- [DATA LINES]
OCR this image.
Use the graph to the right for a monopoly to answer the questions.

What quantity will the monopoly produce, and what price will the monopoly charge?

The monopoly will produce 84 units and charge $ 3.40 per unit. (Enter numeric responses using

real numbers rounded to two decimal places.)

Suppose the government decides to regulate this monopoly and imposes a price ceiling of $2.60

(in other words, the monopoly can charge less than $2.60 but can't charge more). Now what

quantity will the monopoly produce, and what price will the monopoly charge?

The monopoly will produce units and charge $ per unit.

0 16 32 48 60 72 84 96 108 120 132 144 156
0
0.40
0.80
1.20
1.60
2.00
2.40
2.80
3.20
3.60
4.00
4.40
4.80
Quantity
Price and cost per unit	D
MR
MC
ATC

- [THE PROBLEM] Copy out every line of the listing that contains the string "produce".

- [THE RESPONSE]
What quantity will the monopoly produce, and what price will the monopoly charge?
The monopoly will produce 84 units and charge $ 3.40 per unit. (Enter numeric responses using
quantity will the monopoly produce, and what price will the monopoly charge?
The monopoly will produce units and charge $ per unit.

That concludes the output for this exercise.